## Exercise directions
Wherever the word "course" appears in the entries, copy the whole line.

[Lines of data]

********

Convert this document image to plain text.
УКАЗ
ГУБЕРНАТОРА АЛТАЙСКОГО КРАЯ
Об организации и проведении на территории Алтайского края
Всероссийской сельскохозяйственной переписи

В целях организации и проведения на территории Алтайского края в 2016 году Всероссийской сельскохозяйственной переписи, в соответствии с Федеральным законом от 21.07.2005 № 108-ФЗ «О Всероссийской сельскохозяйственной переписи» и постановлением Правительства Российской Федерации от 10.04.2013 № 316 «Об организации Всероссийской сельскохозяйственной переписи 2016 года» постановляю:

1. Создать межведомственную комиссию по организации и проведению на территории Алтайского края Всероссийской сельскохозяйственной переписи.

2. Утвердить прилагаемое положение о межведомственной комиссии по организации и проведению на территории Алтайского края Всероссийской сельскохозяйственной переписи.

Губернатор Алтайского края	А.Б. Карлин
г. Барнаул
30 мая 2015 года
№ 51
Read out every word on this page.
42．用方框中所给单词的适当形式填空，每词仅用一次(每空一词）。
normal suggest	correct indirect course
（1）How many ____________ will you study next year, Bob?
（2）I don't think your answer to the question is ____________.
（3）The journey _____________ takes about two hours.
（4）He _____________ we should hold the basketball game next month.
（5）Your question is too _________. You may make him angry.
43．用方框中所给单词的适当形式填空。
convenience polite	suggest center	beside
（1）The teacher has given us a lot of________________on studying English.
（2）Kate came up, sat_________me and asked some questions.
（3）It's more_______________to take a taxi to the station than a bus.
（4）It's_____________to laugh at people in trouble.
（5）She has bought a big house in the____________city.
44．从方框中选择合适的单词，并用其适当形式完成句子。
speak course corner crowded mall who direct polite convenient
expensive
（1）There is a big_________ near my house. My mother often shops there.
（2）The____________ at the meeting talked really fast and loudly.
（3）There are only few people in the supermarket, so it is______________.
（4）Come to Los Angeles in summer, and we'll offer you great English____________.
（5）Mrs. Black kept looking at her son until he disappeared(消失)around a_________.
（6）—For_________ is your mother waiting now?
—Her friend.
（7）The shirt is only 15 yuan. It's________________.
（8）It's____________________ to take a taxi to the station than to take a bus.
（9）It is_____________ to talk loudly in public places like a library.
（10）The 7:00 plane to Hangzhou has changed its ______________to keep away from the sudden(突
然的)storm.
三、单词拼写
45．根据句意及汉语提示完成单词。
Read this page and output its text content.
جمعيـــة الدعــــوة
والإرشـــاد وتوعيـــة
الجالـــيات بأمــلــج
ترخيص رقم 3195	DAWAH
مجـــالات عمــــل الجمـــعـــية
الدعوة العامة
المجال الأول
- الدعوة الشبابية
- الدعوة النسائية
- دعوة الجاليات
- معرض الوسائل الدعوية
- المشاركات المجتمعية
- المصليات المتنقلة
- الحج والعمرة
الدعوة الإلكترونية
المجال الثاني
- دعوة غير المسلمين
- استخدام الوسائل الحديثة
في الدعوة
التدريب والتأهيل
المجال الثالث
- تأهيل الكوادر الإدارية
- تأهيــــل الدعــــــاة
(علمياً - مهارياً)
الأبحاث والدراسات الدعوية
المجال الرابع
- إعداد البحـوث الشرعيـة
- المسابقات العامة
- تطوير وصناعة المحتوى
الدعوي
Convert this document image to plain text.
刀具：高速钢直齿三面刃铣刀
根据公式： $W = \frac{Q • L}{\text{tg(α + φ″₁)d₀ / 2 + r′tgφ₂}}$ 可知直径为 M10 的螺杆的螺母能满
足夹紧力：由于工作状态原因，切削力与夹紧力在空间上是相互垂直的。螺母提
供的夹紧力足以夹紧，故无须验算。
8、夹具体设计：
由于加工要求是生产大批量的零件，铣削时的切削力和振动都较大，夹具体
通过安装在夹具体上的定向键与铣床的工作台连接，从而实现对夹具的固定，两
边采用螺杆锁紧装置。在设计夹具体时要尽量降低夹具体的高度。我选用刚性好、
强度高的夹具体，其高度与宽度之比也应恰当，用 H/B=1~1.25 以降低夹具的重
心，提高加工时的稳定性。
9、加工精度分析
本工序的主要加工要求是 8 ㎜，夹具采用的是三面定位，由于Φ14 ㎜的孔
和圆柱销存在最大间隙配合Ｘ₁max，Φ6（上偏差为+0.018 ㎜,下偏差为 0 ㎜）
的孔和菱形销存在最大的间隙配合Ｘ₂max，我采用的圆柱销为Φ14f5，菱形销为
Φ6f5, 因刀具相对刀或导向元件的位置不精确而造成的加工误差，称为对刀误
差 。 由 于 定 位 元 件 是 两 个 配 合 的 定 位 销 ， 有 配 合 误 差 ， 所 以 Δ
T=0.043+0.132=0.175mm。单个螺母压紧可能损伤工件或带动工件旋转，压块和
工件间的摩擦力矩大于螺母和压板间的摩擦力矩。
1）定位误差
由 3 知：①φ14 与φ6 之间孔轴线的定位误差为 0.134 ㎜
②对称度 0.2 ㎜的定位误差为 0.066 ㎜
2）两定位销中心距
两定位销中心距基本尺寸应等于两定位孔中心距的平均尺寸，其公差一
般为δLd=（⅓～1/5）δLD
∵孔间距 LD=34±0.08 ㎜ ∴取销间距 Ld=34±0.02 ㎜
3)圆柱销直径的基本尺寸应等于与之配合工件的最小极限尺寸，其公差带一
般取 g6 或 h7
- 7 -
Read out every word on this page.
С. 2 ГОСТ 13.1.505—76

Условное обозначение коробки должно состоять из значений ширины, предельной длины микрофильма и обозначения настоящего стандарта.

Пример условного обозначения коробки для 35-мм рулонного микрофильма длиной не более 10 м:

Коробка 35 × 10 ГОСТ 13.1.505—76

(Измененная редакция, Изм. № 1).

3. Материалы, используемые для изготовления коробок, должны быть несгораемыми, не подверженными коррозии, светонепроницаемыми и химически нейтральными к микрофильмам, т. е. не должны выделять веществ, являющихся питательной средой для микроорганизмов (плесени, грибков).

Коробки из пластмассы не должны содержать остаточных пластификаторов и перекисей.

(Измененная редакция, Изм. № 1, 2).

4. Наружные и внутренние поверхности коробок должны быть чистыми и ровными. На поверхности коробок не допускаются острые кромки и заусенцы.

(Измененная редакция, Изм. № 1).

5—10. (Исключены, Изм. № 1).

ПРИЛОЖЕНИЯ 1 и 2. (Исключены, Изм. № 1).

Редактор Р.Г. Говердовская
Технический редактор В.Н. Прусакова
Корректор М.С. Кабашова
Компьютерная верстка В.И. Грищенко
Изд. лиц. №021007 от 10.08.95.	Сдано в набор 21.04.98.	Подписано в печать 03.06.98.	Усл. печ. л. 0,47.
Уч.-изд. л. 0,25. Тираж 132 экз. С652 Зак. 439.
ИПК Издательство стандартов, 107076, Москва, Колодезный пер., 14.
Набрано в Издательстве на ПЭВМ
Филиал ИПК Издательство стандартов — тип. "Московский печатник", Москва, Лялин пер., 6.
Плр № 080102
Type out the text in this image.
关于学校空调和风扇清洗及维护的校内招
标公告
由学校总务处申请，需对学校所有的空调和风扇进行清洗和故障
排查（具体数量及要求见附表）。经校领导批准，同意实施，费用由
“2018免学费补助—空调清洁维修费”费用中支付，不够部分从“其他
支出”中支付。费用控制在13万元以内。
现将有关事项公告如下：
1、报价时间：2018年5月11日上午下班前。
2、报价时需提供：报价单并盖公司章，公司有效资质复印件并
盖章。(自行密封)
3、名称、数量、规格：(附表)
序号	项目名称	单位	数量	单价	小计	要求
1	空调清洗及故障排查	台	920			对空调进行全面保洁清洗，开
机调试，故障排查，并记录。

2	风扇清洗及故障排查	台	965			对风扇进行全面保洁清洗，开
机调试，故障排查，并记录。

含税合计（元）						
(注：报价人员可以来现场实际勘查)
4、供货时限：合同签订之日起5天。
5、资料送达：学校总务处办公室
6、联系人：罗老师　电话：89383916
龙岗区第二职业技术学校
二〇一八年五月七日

********

## The completed task
normal suggest	correct indirect course
speak course corner crowded mall who direct polite convenient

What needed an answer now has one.